STATED TASK =>
The exercise asks for every line of the data to be reproduced exactly.

----------------

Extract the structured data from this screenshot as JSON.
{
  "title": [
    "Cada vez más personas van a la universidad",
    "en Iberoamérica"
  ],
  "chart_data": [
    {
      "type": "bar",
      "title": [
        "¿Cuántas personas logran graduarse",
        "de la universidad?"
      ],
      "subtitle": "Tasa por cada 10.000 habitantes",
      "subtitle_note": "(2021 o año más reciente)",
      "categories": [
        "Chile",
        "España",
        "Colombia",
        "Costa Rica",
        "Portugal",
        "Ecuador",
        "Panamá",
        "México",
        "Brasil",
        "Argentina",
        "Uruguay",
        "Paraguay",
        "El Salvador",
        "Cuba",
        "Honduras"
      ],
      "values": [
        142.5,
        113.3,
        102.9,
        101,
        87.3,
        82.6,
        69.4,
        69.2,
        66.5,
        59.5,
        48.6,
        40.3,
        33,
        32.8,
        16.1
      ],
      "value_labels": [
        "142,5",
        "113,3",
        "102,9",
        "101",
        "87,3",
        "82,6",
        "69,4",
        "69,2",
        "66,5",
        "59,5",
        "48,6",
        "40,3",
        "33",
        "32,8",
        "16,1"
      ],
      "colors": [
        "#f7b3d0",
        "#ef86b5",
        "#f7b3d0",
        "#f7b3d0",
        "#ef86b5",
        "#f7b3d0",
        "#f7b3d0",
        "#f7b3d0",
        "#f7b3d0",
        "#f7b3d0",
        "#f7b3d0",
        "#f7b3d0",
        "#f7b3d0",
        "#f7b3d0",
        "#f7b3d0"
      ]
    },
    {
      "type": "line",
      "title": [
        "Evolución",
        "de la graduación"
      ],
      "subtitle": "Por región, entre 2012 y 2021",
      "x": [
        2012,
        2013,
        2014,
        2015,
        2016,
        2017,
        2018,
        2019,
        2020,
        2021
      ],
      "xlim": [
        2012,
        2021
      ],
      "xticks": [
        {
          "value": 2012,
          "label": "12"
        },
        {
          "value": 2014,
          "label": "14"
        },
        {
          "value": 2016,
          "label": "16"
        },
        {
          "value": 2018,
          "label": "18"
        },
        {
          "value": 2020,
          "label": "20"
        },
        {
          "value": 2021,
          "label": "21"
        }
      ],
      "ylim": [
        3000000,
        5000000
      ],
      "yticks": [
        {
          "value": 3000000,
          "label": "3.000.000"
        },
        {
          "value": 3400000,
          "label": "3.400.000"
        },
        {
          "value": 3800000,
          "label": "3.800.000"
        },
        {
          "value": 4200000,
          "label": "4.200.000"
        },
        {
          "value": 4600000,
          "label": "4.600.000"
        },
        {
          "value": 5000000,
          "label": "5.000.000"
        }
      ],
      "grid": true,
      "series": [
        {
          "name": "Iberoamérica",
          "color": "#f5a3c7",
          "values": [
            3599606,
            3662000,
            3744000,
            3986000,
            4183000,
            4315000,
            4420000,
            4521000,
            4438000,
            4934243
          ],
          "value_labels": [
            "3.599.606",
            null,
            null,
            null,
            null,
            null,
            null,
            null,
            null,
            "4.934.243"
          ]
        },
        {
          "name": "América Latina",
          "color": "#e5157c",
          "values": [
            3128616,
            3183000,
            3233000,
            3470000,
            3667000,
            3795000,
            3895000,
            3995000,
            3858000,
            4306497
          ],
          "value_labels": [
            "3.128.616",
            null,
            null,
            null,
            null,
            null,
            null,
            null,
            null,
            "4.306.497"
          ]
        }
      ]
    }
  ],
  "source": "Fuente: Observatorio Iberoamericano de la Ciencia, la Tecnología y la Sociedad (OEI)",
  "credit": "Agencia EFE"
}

----------------

RESULT OF THE EXERCISE =>
Extract the structured data from this screenshot as JSON.
{
  "title": [
    "Cada vez más personas van a la universidad",
    "en Iberoamérica"
  ],
  "chart_data": [
    {
      "type": "bar",
      "title": [
        "¿Cuántas personas logran graduarse",
        "de la universidad?"
      ],
      "subtitle": "Tasa por cada 10.000 habitantes",
      "subtitle_note": "(2021 o año más reciente)",
      "categories": [
        "Chile",
        "España",
        "Colombia",
        "Costa Rica",
        "Portugal",
        "Ecuador",
        "Panamá",
        "México",
        "Brasil",
        "Argentina",
        "Uruguay",
        "Paraguay",
        "El Salvador",
        "Cuba",
        "Honduras"
      ],
      "values": [
        142.5,
        113.3,
        102.9,
        101,
        87.3,
        82.6,
        69.4,
        69.2,
        66.5,
        59.5,
        48.6,
        40.3,
        33,
        32.8,
        16.1
      ],
      "value_labels": [
        "142,5",
        "113,3",
        "102,9",
        "101",
        "87,3",
        "82,6",
        "69,4",
        "69,2",
        "66,5",
        "59,5",
        "48,6",
        "40,3",
        "33",
        "32,8",
        "16,1"
      ],
      "colors": [
        "#f7b3d0",
        "#ef86b5",
        "#f7b3d0",
        "#f7b3d0",
        "#ef86b5",
        "#f7b3d0",
        "#f7b3d0",
        "#f7b3d0",
        "#f7b3d0",
        "#f7b3d0",
        "#f7b3d0",
        "#f7b3d0",
        "#f7b3d0",
        "#f7b3d0",
        "#f7b3d0"
      ]
    },
    {
      "type": "line",
      "title": [
        "Evolución",
        "de la graduación"
      ],
      "subtitle": "Por región, entre 2012 y 2021",
      "x": [
        2012,
        2013,
        2014,
        2015,
        2016,
        2017,
        2018,
        2019,
        2020,
        2021
      ],
      "xlim": [
        2012,
        2021
      ],
      "xticks": [
        {
          "value": 2012,
          "label": "12"
        },
        {
          "value": 2014,
          "label": "14"
        },
        {
          "value": 2016,
          "label": "16"
        },
        {
          "value": 2018,
          "label": "18"
        },
        {
          "value": 2020,
          "label": "20"
        },
        {
          "value": 2021,
          "label": "21"
        }
      ],
      "ylim": [
        3000000,
        5000000
      ],
      "yticks": [
        {
          "value": 3000000,
          "label": "3.000.000"
        },
        {
          "value": 3400000,
          "label": "3.400.000"
        },
        {
          "value": 3800000,
          "label": "3.800.000"
        },
        {
          "value": 4200000,
          "label": "4.200.000"
        },
        {
          "value": 4600000,
          "label": "4.600.000"
        },
        {
          "value": 5000000,
          "label": "5.000.000"
        }
      ],
      "grid": true,
      "series": [
        {
          "name": "Iberoamérica",
          "color": "#f5a3c7",
          "values": [
            3599606,
            3662000,
            3744000,
            3986000,
            4183000,
            4315000,
            4420000,
            4521000,
            4438000,
            4934243
          ],
          "value_labels": [
            "3.599.606",
            null,
            null,
            null,
            null,
            null,
            null,
            null,
            null,
            "4.934.243"
          ]
        },
        {
          "name": "América Latina",
          "color": "#e5157c",
          "values": [
            3128616,
            3183000,
            3233000,
            3470000,
            3667000,
            3795000,
            3895000,
            3995000,
            3858000,
            4306497
          ],
          "value_labels": [
            "3.128.616",
            null,
            null,
            null,
            null,
            null,
            null,
            null,
            null,
            "4.306.497"
          ]
        }
      ]
    }
  ],
  "source": "Fuente: Observatorio Iberoamericano de la Ciencia, la Tecnología y la Sociedad (OEI)",
  "credit": "Agencia EFE"
}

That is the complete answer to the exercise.